(Stored data)
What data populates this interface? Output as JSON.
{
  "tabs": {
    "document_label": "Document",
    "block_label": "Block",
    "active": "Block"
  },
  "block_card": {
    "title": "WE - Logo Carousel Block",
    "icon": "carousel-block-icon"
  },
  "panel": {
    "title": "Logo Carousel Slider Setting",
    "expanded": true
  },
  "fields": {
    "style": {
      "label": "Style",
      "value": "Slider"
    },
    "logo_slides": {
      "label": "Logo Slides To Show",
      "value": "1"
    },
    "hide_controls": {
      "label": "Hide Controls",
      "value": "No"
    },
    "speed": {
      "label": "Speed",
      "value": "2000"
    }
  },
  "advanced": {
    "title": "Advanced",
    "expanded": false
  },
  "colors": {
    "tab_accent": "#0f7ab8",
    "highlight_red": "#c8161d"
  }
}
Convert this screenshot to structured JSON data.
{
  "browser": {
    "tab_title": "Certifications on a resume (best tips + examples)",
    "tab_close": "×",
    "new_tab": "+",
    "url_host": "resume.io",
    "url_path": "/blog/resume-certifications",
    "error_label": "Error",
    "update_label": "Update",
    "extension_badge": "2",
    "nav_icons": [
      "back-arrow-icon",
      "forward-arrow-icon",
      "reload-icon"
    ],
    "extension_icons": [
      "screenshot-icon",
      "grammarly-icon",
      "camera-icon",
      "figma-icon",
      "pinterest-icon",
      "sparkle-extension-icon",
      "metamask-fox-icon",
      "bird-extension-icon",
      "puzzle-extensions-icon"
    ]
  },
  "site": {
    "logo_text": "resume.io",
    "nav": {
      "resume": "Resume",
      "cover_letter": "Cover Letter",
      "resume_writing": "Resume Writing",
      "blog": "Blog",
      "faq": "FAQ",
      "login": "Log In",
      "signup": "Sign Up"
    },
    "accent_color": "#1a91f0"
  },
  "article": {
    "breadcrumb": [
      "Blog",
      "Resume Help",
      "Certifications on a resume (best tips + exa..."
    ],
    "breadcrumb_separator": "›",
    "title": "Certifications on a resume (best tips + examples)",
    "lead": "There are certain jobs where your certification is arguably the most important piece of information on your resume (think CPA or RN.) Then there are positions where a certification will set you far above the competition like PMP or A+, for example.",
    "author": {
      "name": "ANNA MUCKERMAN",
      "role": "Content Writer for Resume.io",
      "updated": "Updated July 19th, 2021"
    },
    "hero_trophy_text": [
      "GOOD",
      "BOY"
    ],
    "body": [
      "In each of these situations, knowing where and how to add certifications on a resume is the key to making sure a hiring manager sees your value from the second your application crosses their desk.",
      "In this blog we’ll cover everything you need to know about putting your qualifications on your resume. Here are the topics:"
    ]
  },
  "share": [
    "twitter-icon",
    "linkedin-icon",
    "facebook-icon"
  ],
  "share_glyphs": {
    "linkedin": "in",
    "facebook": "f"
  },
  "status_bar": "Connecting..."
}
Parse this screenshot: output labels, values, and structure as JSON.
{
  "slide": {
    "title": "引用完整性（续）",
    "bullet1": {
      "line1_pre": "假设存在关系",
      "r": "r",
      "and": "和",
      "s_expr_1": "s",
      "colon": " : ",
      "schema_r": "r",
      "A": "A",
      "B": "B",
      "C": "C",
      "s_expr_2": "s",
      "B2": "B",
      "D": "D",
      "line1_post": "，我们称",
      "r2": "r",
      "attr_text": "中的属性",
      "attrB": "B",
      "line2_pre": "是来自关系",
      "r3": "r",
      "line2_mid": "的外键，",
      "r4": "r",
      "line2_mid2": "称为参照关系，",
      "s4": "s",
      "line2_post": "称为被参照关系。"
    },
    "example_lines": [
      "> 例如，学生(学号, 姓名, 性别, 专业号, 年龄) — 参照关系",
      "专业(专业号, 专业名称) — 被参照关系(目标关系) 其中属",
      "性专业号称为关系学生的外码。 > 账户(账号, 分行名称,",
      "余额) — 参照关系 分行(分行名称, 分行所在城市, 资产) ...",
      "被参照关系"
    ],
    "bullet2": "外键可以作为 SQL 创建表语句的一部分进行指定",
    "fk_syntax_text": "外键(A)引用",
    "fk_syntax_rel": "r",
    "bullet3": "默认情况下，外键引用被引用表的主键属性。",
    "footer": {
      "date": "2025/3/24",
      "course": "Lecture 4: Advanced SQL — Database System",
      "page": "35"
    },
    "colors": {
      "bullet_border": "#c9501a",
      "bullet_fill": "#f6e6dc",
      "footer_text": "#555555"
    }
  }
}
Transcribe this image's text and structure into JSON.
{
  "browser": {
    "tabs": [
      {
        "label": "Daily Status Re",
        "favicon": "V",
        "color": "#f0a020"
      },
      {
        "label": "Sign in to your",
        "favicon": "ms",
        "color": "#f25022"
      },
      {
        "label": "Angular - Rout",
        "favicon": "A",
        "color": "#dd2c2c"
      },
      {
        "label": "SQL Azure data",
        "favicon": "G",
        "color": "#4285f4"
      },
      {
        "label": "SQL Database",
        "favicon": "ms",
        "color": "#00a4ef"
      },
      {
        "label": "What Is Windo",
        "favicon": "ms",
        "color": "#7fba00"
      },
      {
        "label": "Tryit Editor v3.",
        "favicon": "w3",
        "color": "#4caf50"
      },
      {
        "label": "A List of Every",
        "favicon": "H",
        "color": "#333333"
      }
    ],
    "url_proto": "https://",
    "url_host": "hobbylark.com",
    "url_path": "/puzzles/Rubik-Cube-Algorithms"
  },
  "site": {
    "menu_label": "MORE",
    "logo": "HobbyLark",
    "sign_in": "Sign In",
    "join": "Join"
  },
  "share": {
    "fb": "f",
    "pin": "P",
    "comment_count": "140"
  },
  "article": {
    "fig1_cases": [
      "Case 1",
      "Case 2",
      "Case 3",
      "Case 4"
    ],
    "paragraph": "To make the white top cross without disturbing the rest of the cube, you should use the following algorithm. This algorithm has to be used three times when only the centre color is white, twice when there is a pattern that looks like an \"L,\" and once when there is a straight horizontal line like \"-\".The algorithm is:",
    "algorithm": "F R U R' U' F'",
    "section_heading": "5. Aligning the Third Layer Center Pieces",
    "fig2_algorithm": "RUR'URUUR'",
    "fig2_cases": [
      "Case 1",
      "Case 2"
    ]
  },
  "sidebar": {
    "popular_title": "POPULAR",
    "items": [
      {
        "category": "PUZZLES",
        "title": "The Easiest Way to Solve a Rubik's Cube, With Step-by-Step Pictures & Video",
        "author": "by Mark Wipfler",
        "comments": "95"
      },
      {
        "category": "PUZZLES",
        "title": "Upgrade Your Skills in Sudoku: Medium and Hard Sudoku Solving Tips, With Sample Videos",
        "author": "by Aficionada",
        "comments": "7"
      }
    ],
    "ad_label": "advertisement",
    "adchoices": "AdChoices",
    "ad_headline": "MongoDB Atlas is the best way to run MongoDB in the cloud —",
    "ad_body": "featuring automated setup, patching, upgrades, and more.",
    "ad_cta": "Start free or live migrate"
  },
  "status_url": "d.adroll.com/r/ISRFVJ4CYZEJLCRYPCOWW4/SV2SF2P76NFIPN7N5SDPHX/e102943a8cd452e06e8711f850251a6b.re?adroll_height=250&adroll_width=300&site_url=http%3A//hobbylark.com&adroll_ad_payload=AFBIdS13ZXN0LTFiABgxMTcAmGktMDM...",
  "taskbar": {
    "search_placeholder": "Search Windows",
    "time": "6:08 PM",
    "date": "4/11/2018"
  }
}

## STATED EXERCISE
Your task is to give the records above again, exactly.

## OUTPUT OF THE EXERCISE
What data populates this interface? Output as JSON.
{
  "tabs": {
    "document_label": "Document",
    "block_label": "Block",
    "active": "Block"
  },
  "block_card": {
    "title": "WE - Logo Carousel Block",
    "icon": "carousel-block-icon"
  },
  "panel": {
    "title": "Logo Carousel Slider Setting",
    "expanded": true
  },
  "fields": {
    "style": {
      "label": "Style",
      "value": "Slider"
    },
    "logo_slides": {
      "label": "Logo Slides To Show",
      "value": "1"
    },
    "hide_controls": {
      "label": "Hide Controls",
      "value": "No"
    },
    "speed": {
      "label": "Speed",
      "value": "2000"
    }
  },
  "advanced": {
    "title": "Advanced",
    "expanded": false
  },
  "colors": {
    "tab_accent": "#0f7ab8",
    "highlight_red": "#c8161d"
  }
}
Convert this screenshot to structured JSON data.
{
  "browser": {
    "tab_title": "Certifications on a resume (best tips + examples)",
    "tab_close": "×",
    "new_tab": "+",
    "url_host": "resume.io",
    "url_path": "/blog/resume-certifications",
    "error_label": "Error",
    "update_label": "Update",
    "extension_badge": "2",
    "nav_icons": [
      "back-arrow-icon",
      "forward-arrow-icon",
      "reload-icon"
    ],
    "extension_icons": [
      "screenshot-icon",
      "grammarly-icon",
      "camera-icon",
      "figma-icon",
      "pinterest-icon",
      "sparkle-extension-icon",
      "metamask-fox-icon",
      "bird-extension-icon",
      "puzzle-extensions-icon"
    ]
  },
  "site": {
    "logo_text": "resume.io",
    "nav": {
      "resume": "Resume",
      "cover_letter": "Cover Letter",
      "resume_writing": "Resume Writing",
      "blog": "Blog",
      "faq": "FAQ",
      "login": "Log In",
      "signup": "Sign Up"
    },
    "accent_color": "#1a91f0"
  },
  "article": {
    "breadcrumb": [
      "Blog",
      "Resume Help",
      "Certifications on a resume (best tips + exa..."
    ],
    "breadcrumb_separator": "›",
    "title": "Certifications on a resume (best tips + examples)",
    "lead": "There are certain jobs where your certification is arguably the most important piece of information on your resume (think CPA or RN.) Then there are positions where a certification will set you far above the competition like PMP or A+, for example.",
    "author": {
      "name": "ANNA MUCKERMAN",
      "role": "Content Writer for Resume.io",
      "updated": "Updated July 19th, 2021"
    },
    "hero_trophy_text": [
      "GOOD",
      "BOY"
    ],
    "body": [
      "In each of these situations, knowing where and how to add certifications on a resume is the key to making sure a hiring manager sees your value from the second your application crosses their desk.",
      "In this blog we’ll cover everything you need to know about putting your qualifications on your resume. Here are the topics:"
    ]
  },
  "share": [
    "twitter-icon",
    "linkedin-icon",
    "facebook-icon"
  ],
  "share_glyphs": {
    "linkedin": "in",
    "facebook": "f"
  },
  "status_bar": "Connecting..."
}
Parse this screenshot: output labels, values, and structure as JSON.
{
  "slide": {
    "title": "引用完整性（续）",
    "bullet1": {
      "line1_pre": "假设存在关系",
      "r": "r",
      "and": "和",
      "s_expr_1": "s",
      "colon": " : ",
      "schema_r": "r",
      "A": "A",
      "B": "B",
      "C": "C",
      "s_expr_2": "s",
      "B2": "B",
      "D": "D",
      "line1_post": "，我们称",
      "r2": "r",
      "attr_text": "中的属性",
      "attrB": "B",
      "line2_pre": "是来自关系",
      "r3": "r",
      "line2_mid": "的外键，",
      "r4": "r",
      "line2_mid2": "称为参照关系，",
      "s4": "s",
      "line2_post": "称为被参照关系。"
    },
    "example_lines": [
      "> 例如，学生(学号, 姓名, 性别, 专业号, 年龄) — 参照关系",
      "专业(专业号, 专业名称) — 被参照关系(目标关系) 其中属",
      "性专业号称为关系学生的外码。 > 账户(账号, 分行名称,",
      "余额) — 参照关系 分行(分行名称, 分行所在城市, 资产) ...",
      "被参照关系"
    ],
    "bullet2": "外键可以作为 SQL 创建表语句的一部分进行指定",
    "fk_syntax_text": "外键(A)引用",
    "fk_syntax_rel": "r",
    "bullet3": "默认情况下，外键引用被引用表的主键属性。",
    "footer": {
      "date": "2025/3/24",
      "course": "Lecture 4: Advanced SQL — Database System",
      "page": "35"
    },
    "colors": {
      "bullet_border": "#c9501a",
      "bullet_fill": "#f6e6dc",
      "footer_text": "#555555"
    }
  }
}
Transcribe this image's text and structure into JSON.
{
  "browser": {
    "tabs": [
      {
        "label": "Daily Status Re",
        "favicon": "V",
        "color": "#f0a020"
      },
      {
        "label": "Sign in to your",
        "favicon": "ms",
        "color": "#f25022"
      },
      {
        "label": "Angular - Rout",
        "favicon": "A",
        "color": "#dd2c2c"
      },
      {
        "label": "SQL Azure data",
        "favicon": "G",
        "color": "#4285f4"
      },
      {
        "label": "SQL Database",
        "favicon": "ms",
        "color": "#00a4ef"
      },
      {
        "label": "What Is Windo",
        "favicon": "ms",
        "color": "#7fba00"
      },
      {
        "label": "Tryit Editor v3.",
        "favicon": "w3",
        "color": "#4caf50"
      },
      {
        "label": "A List of Every",
        "favicon": "H",
        "color": "#333333"
      }
    ],
    "url_proto": "https://",
    "url_host": "hobbylark.com",
    "url_path": "/puzzles/Rubik-Cube-Algorithms"
  },
  "site": {
    "menu_label": "MORE",
    "logo": "HobbyLark",
    "sign_in": "Sign In",
    "join": "Join"
  },
  "share": {
    "fb": "f",
    "pin": "P",
    "comment_count": "140"
  },
  "article": {
    "fig1_cases": [
      "Case 1",
      "Case 2",
      "Case 3",
      "Case 4"
    ],
    "paragraph": "To make the white top cross without disturbing the rest of the cube, you should use the following algorithm. This algorithm has to be used three times when only the centre color is white, twice when there is a pattern that looks like an \"L,\" and once when there is a straight horizontal line like \"-\".The algorithm is:",
    "algorithm": "F R U R' U' F'",
    "section_heading": "5. Aligning the Third Layer Center Pieces",
    "fig2_algorithm": "RUR'URUUR'",
    "fig2_cases": [
      "Case 1",
      "Case 2"
    ]
  },
  "sidebar": {
    "popular_title": "POPULAR",
    "items": [
      {
        "category": "PUZZLES",
        "title": "The Easiest Way to Solve a Rubik's Cube, With Step-by-Step Pictures & Video",
        "author": "by Mark Wipfler",
        "comments": "95"
      },
      {
        "category": "PUZZLES",
        "title": "Upgrade Your Skills in Sudoku: Medium and Hard Sudoku Solving Tips, With Sample Videos",
        "author": "by Aficionada",
        "comments": "7"
      }
    ],
    "ad_label": "advertisement",
    "adchoices": "AdChoices",
    "ad_headline": "MongoDB Atlas is the best way to run MongoDB in the cloud —",
    "ad_body": "featuring automated setup, patching, upgrades, and more.",
    "ad_cta": "Start free or live migrate"
  },
  "status_url": "d.adroll.com/r/ISRFVJ4CYZEJLCRYPCOWW4/SV2SF2P76NFIPN7N5SDPHX/e102943a8cd452e06e8711f850251a6b.re?adroll_height=250&adroll_width=300&site_url=http%3A//hobbylark.com&adroll_ad_payload=AFBIdS13ZXN0LTFiABgxMTcAmGktMDM...",
  "taskbar": {
    "search_placeholder": "Search Windows",
    "time": "6:08 PM",
    "date": "4/11/2018"
  }
}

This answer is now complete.